**WHAT YOU WILL DO:**
Copy the rows from the beginning through the line containing "echo-cell: [237, 163, 244, 170]", substituting "echo-pixel" for each occurrence of "echo-cell" and leaving everything else untouched.

**EXERCISE MATERIALS:**
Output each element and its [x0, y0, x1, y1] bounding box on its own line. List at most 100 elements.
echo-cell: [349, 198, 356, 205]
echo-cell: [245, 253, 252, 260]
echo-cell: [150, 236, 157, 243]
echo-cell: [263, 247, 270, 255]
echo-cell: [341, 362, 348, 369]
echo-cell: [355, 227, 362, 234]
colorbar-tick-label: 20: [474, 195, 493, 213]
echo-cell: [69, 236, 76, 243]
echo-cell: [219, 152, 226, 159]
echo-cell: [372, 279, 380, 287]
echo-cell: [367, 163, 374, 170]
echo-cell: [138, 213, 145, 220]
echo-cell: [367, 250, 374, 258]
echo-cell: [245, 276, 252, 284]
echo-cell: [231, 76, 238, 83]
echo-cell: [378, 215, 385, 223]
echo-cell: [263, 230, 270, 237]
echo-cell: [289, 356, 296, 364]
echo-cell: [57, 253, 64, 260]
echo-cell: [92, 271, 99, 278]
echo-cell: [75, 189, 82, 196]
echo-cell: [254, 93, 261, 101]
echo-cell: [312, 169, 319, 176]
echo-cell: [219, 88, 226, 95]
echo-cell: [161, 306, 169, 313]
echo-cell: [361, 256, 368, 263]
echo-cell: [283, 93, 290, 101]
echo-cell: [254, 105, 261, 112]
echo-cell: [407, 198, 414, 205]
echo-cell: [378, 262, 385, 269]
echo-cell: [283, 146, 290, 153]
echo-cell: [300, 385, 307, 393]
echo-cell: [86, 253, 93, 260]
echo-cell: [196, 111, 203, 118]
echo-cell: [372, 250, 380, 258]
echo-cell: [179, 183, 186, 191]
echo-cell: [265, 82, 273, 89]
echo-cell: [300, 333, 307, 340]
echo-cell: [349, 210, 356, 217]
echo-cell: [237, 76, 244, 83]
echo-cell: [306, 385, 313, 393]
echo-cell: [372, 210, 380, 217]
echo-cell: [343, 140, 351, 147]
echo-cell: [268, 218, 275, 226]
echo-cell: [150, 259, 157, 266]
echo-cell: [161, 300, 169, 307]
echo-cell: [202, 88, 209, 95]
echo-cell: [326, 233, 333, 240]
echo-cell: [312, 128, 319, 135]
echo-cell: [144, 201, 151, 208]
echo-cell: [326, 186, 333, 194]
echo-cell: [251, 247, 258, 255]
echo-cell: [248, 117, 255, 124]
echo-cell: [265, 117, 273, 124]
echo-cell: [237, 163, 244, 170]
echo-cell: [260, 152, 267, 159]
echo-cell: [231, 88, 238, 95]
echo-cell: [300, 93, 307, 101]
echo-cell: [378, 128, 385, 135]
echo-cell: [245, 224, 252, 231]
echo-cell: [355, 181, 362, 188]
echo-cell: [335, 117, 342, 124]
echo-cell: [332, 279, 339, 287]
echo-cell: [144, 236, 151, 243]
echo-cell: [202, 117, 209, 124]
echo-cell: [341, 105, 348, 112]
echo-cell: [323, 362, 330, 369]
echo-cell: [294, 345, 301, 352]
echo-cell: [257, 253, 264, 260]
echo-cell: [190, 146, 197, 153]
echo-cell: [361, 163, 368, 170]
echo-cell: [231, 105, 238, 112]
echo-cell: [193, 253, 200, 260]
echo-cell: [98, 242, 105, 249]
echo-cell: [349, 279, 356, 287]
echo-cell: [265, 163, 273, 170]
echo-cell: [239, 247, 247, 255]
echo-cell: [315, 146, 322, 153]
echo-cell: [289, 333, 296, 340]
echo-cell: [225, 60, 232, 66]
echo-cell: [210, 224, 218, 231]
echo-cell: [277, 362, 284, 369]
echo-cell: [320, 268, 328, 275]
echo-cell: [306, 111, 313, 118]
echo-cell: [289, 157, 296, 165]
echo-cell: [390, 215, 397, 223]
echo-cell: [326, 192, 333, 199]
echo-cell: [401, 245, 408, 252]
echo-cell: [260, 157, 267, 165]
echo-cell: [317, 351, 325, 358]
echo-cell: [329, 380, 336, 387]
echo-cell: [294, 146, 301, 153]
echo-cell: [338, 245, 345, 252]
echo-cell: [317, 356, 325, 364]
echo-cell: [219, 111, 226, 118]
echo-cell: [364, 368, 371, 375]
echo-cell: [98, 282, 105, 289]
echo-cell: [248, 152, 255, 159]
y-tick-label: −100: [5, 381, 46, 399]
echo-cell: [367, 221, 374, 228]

**OUTPUT FOR THIS TASK:**
Output each element and its [x0, y0, x1, y1] bounding box on its own line. List at most 100 elements.
echo-pixel: [349, 198, 356, 205]
echo-pixel: [245, 253, 252, 260]
echo-pixel: [150, 236, 157, 243]
echo-pixel: [263, 247, 270, 255]
echo-pixel: [341, 362, 348, 369]
echo-pixel: [355, 227, 362, 234]
colorbar-tick-label: 20: [474, 195, 493, 213]
echo-pixel: [69, 236, 76, 243]
echo-pixel: [219, 152, 226, 159]
echo-pixel: [372, 279, 380, 287]
echo-pixel: [367, 163, 374, 170]
echo-pixel: [138, 213, 145, 220]
echo-pixel: [367, 250, 374, 258]
echo-pixel: [245, 276, 252, 284]
echo-pixel: [231, 76, 238, 83]
echo-pixel: [378, 215, 385, 223]
echo-pixel: [263, 230, 270, 237]
echo-pixel: [289, 356, 296, 364]
echo-pixel: [57, 253, 64, 260]
echo-pixel: [92, 271, 99, 278]
echo-pixel: [75, 189, 82, 196]
echo-pixel: [254, 93, 261, 101]
echo-pixel: [312, 169, 319, 176]
echo-pixel: [219, 88, 226, 95]
echo-pixel: [161, 306, 169, 313]
echo-pixel: [361, 256, 368, 263]
echo-pixel: [283, 93, 290, 101]
echo-pixel: [254, 105, 261, 112]
echo-pixel: [407, 198, 414, 205]
echo-pixel: [378, 262, 385, 269]
echo-pixel: [283, 146, 290, 153]
echo-pixel: [300, 385, 307, 393]
echo-pixel: [86, 253, 93, 260]
echo-pixel: [196, 111, 203, 118]
echo-pixel: [372, 250, 380, 258]
echo-pixel: [179, 183, 186, 191]
echo-pixel: [265, 82, 273, 89]
echo-pixel: [300, 333, 307, 340]
echo-pixel: [349, 210, 356, 217]
echo-pixel: [237, 76, 244, 83]
echo-pixel: [306, 385, 313, 393]
echo-pixel: [372, 210, 380, 217]
echo-pixel: [343, 140, 351, 147]
echo-pixel: [268, 218, 275, 226]
echo-pixel: [150, 259, 157, 266]
echo-pixel: [161, 300, 169, 307]
echo-pixel: [202, 88, 209, 95]
echo-pixel: [326, 233, 333, 240]
echo-pixel: [312, 128, 319, 135]
echo-pixel: [144, 201, 151, 208]
echo-pixel: [326, 186, 333, 194]
echo-pixel: [251, 247, 258, 255]
echo-pixel: [248, 117, 255, 124]
echo-pixel: [265, 117, 273, 124]
echo-pixel: [237, 163, 244, 170]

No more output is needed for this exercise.